■ Given request
From the line containing "OCR this image." to the end of the listing, write out every line exactly; leave out everything else.
■ ■ ■
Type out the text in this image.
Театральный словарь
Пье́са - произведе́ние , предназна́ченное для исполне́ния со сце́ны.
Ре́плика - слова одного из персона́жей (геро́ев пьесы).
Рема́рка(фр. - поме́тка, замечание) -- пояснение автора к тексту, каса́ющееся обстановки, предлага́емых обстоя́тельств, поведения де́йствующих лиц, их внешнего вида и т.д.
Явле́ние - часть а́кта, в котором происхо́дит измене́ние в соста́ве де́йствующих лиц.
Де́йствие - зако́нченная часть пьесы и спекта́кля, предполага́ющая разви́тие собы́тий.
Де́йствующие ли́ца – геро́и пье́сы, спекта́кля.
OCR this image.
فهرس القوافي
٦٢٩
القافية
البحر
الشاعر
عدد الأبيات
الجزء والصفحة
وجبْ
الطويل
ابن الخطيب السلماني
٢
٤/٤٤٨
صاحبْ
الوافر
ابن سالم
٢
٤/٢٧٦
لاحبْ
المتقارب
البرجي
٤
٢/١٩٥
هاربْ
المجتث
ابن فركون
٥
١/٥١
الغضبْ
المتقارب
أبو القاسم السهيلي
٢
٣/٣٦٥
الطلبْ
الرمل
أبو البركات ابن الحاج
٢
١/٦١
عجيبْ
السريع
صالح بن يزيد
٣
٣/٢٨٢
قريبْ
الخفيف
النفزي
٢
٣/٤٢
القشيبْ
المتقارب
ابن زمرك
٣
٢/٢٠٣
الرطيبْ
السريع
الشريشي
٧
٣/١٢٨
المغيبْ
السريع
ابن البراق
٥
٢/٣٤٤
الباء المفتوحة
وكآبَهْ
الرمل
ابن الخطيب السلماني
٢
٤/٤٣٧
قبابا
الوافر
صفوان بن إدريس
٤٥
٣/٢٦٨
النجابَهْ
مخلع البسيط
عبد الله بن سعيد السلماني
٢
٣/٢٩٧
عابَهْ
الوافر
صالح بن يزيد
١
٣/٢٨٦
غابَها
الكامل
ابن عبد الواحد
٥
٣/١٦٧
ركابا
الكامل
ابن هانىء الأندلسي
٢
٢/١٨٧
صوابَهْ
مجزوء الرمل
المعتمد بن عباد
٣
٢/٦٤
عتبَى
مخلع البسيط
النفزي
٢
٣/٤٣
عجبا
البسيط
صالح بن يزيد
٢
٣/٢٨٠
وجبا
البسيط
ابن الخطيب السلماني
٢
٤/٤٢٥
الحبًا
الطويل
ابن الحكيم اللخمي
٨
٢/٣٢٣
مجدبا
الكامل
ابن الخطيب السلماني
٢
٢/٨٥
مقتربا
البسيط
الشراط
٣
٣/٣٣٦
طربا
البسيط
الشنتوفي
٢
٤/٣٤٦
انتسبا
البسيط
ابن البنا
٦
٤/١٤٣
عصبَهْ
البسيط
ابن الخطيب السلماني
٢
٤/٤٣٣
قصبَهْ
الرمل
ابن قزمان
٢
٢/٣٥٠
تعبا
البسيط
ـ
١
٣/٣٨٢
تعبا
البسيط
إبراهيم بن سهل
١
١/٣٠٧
■ ■ ■
■ Written answer
OCR this image.
فهرس القوافي
٦٢٩
القافية
البحر
الشاعر
عدد الأبيات
الجزء والصفحة
وجبْ
الطويل
ابن الخطيب السلماني
٢
٤/٤٤٨
صاحبْ
الوافر
ابن سالم
٢
٤/٢٧٦
لاحبْ
المتقارب
البرجي
٤
٢/١٩٥
هاربْ
المجتث
ابن فركون
٥
١/٥١
الغضبْ
المتقارب
أبو القاسم السهيلي
٢
٣/٣٦٥
الطلبْ
الرمل
أبو البركات ابن الحاج
٢
١/٦١
عجيبْ
السريع
صالح بن يزيد
٣
٣/٢٨٢
قريبْ
الخفيف
النفزي
٢
٣/٤٢
القشيبْ
المتقارب
ابن زمرك
٣
٢/٢٠٣
الرطيبْ
السريع
الشريشي
٧
٣/١٢٨
المغيبْ
السريع
ابن البراق
٥
٢/٣٤٤
الباء المفتوحة
وكآبَهْ
الرمل
ابن الخطيب السلماني
٢
٤/٤٣٧
قبابا
الوافر
صفوان بن إدريس
٤٥
٣/٢٦٨
النجابَهْ
مخلع البسيط
عبد الله بن سعيد السلماني
٢
٣/٢٩٧
عابَهْ
الوافر
صالح بن يزيد
١
٣/٢٨٦
غابَها
الكامل
ابن عبد الواحد
٥
٣/١٦٧
ركابا
الكامل
ابن هانىء الأندلسي
٢
٢/١٨٧
صوابَهْ
مجزوء الرمل
المعتمد بن عباد
٣
٢/٦٤
عتبَى
مخلع البسيط
النفزي
٢
٣/٤٣
عجبا
البسيط
صالح بن يزيد
٢
٣/٢٨٠
وجبا
البسيط
ابن الخطيب السلماني
٢
٤/٤٢٥
الحبًا
الطويل
ابن الحكيم اللخمي
٨
٢/٣٢٣
مجدبا
الكامل
ابن الخطيب السلماني
٢
٢/٨٥
مقتربا
البسيط
الشراط
٣
٣/٣٣٦
طربا
البسيط
الشنتوفي
٢
٤/٣٤٦
انتسبا
البسيط
ابن البنا
٦
٤/١٤٣
عصبَهْ
البسيط
ابن الخطيب السلماني
٢
٤/٤٣٣
قصبَهْ
الرمل
ابن قزمان
٢
٢/٣٥٠
تعبا
البسيط
ـ
١
٣/٣٨٢
تعبا
البسيط
إبراهيم بن سهل
١
١/٣٠٧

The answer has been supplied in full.